Gather every line of the entries that includes the word "this".

═══ PROVIDED RECORDS

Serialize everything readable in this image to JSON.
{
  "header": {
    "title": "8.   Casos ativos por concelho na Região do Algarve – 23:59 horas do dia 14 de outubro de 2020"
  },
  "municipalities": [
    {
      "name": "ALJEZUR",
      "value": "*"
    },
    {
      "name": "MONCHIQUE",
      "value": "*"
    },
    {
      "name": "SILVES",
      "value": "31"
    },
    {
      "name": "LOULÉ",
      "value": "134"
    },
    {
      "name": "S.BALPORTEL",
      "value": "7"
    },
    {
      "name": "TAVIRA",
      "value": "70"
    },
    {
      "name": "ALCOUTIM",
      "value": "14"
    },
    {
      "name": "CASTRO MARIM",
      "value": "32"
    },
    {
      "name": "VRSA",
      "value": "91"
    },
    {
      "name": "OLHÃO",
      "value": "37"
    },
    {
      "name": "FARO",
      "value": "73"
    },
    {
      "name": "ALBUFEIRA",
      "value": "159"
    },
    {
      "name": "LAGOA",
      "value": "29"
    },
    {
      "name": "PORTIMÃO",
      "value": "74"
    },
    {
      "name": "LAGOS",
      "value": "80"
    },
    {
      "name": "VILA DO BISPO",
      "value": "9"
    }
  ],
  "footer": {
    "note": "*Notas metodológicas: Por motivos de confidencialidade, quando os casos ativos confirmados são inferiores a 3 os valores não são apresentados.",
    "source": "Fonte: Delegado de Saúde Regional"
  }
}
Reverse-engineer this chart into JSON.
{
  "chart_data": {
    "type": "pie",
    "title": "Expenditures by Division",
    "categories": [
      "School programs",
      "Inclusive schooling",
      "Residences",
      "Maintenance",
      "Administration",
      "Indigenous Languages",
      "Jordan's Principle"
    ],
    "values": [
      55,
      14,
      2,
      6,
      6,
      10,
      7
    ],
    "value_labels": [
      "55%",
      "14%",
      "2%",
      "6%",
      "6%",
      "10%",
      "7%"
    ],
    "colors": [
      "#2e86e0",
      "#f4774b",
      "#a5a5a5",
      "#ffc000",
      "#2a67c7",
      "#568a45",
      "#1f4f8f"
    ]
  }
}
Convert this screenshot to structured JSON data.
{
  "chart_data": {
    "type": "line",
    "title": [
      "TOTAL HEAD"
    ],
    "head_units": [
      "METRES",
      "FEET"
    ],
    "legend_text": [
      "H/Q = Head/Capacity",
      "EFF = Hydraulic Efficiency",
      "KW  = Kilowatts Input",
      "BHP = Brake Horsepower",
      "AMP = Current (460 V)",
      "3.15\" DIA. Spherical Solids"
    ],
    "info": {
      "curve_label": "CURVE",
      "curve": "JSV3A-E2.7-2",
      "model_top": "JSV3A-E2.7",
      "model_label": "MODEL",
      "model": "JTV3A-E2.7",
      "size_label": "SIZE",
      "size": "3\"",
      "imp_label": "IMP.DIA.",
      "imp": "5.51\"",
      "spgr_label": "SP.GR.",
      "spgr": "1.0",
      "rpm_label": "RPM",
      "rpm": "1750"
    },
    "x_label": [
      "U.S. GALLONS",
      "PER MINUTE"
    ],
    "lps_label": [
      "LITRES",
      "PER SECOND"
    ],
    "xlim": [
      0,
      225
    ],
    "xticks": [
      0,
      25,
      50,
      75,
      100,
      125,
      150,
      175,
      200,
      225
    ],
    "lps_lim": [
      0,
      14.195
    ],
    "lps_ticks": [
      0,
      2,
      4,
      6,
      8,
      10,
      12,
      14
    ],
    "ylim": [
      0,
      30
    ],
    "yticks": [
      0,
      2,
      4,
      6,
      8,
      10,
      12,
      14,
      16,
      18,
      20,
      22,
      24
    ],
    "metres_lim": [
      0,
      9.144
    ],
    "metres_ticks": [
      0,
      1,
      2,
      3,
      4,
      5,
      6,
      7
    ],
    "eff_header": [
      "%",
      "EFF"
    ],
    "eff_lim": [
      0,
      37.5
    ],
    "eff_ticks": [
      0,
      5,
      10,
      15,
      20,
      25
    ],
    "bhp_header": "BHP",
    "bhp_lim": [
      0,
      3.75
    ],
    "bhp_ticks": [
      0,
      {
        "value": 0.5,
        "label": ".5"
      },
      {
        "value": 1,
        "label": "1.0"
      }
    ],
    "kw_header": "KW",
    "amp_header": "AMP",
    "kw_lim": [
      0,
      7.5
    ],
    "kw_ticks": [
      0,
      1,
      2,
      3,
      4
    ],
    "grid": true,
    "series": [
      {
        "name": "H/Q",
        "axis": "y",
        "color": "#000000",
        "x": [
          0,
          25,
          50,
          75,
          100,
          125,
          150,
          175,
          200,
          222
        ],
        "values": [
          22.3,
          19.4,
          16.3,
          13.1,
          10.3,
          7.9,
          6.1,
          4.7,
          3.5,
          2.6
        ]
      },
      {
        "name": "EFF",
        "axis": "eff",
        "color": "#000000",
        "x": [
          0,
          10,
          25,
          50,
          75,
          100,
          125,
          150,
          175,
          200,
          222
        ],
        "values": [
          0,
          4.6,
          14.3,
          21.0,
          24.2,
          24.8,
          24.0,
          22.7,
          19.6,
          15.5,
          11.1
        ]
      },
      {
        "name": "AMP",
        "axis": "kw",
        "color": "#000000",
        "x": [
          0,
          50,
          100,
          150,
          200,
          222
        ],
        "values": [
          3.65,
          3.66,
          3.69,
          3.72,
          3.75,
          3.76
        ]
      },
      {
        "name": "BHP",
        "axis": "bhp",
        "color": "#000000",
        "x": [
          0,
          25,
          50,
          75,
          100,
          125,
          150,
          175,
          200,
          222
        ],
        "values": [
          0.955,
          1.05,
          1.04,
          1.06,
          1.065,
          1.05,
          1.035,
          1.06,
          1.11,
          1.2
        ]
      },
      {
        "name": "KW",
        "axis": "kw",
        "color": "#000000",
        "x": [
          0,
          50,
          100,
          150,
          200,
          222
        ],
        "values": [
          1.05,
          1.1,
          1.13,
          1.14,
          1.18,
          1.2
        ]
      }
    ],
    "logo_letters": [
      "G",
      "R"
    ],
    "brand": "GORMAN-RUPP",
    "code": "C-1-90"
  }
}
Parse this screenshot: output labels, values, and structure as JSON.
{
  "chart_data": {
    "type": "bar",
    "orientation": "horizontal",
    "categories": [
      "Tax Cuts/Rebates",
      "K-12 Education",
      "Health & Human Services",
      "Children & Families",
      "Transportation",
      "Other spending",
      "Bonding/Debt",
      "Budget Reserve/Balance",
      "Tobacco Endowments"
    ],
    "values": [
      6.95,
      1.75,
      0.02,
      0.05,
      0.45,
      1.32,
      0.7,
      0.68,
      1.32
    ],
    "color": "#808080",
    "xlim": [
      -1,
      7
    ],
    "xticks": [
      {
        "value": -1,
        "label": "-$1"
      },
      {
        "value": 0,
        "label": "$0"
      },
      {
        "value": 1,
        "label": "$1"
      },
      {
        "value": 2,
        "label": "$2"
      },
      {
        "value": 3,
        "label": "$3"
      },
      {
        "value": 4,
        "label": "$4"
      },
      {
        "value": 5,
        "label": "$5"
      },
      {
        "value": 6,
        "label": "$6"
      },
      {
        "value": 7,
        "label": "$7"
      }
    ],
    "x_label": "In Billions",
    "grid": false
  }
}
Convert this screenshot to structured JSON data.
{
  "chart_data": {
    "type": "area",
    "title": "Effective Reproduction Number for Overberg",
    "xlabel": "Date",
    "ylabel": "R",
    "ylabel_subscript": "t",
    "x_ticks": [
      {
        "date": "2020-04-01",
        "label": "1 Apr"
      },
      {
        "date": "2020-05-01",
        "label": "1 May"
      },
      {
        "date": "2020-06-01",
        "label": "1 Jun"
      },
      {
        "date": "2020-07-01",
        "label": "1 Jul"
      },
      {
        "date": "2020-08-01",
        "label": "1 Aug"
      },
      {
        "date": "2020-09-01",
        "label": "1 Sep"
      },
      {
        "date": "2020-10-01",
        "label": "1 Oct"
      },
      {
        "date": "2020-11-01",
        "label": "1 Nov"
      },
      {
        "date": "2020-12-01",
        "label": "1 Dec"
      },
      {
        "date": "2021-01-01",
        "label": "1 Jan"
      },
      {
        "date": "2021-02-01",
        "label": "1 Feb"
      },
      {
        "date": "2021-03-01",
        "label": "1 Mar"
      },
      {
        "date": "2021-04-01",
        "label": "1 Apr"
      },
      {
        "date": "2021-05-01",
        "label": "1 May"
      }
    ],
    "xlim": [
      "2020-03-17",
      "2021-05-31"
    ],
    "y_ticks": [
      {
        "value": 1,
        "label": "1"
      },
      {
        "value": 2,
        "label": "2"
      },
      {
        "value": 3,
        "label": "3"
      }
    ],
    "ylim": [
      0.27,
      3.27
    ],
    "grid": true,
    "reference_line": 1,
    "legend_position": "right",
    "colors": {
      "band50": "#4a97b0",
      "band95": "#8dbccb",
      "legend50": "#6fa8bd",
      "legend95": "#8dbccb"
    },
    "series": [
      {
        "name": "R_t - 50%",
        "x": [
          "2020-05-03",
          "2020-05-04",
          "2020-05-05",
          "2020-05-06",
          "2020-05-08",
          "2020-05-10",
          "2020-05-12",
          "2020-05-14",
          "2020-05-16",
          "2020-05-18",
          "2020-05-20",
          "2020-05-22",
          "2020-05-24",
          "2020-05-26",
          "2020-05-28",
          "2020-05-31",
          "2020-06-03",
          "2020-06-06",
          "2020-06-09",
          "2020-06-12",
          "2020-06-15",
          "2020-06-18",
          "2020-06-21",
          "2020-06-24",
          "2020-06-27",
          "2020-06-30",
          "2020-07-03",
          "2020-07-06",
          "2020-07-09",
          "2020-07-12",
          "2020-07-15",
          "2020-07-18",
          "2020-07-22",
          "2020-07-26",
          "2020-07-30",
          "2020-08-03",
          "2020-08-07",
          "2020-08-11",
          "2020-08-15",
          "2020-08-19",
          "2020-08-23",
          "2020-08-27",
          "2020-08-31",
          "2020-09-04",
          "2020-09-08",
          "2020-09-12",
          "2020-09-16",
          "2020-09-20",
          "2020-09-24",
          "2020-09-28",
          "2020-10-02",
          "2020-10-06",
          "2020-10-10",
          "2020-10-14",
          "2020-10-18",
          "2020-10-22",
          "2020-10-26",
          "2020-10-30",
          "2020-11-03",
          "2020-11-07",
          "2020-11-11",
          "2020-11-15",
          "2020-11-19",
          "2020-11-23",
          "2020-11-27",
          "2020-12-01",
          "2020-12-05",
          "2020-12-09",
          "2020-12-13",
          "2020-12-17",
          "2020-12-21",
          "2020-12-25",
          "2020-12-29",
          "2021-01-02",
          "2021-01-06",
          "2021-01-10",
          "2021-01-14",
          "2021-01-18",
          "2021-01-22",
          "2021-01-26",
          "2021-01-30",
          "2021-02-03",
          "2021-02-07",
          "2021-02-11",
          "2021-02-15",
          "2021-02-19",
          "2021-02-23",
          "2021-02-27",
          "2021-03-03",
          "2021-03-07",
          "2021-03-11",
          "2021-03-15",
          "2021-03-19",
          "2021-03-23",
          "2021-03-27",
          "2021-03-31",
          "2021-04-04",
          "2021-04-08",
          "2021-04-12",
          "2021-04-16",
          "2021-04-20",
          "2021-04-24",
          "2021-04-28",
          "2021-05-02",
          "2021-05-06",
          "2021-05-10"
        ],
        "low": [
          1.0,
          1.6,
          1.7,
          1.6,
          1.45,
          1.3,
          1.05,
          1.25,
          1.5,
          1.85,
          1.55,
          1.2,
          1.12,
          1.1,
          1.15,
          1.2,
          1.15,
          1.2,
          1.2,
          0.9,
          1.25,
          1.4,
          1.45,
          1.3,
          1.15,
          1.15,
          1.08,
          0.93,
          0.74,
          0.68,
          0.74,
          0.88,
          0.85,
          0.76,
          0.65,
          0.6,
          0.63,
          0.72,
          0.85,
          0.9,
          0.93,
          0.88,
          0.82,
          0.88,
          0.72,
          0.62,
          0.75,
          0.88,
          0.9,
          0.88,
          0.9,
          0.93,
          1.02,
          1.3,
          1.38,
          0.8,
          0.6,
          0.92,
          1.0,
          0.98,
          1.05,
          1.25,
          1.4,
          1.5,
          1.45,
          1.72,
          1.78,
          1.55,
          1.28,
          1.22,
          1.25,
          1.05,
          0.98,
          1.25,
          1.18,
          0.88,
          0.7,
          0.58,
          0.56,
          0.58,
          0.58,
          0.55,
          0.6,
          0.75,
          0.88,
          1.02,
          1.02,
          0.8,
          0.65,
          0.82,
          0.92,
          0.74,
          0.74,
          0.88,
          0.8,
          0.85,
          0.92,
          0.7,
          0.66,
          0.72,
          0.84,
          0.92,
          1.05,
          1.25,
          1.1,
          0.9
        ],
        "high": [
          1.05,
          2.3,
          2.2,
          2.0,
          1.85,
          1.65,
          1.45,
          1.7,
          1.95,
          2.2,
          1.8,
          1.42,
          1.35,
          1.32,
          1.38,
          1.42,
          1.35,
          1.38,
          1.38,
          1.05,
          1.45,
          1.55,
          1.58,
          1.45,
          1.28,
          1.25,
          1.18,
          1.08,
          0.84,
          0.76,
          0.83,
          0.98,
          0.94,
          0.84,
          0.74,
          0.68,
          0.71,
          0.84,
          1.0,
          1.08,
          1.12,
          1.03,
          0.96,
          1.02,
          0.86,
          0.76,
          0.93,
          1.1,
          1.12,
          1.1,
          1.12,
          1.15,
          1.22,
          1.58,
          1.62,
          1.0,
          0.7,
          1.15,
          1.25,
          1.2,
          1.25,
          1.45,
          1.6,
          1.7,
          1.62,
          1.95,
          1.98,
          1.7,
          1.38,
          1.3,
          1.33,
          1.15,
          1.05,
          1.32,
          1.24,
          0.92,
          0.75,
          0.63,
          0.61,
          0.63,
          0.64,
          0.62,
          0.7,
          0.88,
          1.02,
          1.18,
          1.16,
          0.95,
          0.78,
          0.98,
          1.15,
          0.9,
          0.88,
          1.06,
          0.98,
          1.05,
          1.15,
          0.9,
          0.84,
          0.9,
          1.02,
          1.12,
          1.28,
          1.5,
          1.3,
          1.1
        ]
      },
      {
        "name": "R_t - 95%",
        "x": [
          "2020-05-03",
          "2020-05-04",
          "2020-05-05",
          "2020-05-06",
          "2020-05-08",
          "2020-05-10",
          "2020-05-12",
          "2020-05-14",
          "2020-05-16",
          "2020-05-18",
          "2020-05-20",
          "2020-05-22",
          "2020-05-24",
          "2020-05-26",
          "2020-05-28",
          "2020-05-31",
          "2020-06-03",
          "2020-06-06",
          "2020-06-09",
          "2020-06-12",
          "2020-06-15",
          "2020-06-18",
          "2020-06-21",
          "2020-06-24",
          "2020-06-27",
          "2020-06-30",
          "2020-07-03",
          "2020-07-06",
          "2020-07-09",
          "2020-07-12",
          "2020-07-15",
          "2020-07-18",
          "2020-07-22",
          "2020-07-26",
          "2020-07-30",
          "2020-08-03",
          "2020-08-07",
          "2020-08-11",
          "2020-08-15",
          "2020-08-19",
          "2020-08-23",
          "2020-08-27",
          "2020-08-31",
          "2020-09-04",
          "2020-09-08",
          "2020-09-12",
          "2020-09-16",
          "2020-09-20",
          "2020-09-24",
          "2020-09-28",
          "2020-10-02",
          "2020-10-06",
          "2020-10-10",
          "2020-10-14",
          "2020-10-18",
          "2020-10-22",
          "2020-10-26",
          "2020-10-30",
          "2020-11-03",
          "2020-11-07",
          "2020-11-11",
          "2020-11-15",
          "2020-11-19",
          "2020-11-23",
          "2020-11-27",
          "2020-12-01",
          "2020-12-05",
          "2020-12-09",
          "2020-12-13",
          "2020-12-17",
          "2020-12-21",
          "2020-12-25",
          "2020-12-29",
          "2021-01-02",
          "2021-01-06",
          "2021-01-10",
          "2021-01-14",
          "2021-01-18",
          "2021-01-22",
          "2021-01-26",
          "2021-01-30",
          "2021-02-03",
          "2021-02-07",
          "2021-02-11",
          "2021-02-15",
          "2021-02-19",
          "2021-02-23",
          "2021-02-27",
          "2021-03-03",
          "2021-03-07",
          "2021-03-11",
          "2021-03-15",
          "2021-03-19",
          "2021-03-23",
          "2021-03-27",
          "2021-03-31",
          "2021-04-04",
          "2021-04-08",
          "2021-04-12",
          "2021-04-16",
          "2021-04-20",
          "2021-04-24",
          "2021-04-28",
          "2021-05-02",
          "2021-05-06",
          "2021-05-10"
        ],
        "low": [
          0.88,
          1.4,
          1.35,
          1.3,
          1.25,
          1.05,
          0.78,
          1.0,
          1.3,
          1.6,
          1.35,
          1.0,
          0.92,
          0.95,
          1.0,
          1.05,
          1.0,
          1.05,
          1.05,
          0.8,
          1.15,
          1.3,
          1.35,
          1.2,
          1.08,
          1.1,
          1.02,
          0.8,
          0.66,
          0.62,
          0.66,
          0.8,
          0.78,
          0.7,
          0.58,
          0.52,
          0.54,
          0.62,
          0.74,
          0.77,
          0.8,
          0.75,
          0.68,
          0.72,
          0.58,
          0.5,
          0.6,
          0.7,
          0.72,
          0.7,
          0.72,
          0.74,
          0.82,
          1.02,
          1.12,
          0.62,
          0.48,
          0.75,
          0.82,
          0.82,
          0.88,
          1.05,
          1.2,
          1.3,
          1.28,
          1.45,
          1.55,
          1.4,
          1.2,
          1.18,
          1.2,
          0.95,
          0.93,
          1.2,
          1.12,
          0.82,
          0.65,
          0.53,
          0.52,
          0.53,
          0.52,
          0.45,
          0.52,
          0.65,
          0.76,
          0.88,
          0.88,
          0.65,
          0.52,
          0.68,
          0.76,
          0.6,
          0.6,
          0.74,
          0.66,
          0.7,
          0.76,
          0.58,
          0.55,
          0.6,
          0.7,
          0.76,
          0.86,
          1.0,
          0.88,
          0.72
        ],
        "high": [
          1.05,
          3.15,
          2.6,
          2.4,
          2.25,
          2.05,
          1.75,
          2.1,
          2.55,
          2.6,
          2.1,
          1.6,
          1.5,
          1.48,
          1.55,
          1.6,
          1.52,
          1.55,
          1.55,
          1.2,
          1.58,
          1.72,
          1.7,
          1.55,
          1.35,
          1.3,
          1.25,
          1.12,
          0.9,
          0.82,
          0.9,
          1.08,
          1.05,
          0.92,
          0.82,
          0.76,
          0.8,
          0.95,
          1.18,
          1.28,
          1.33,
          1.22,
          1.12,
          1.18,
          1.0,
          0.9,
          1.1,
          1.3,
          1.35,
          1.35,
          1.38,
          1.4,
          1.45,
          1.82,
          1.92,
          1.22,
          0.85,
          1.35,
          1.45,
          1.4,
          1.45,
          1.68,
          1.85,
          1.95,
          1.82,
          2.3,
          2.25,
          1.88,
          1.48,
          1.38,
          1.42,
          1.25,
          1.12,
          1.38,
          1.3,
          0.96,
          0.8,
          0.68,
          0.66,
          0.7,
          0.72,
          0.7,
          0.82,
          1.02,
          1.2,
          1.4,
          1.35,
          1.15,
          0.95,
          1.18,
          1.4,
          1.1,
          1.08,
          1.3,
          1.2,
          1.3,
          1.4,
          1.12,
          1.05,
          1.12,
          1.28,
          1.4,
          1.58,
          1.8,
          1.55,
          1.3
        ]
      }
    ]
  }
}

══════

→ EXPECTED ANSWER:
Serialize everything readable in this image to JSON.
Reverse-engineer this chart into JSON.
Convert this screenshot to structured JSON data.
Parse this screenshot: output labels, values, and structure as JSON.
Convert this screenshot to structured JSON data.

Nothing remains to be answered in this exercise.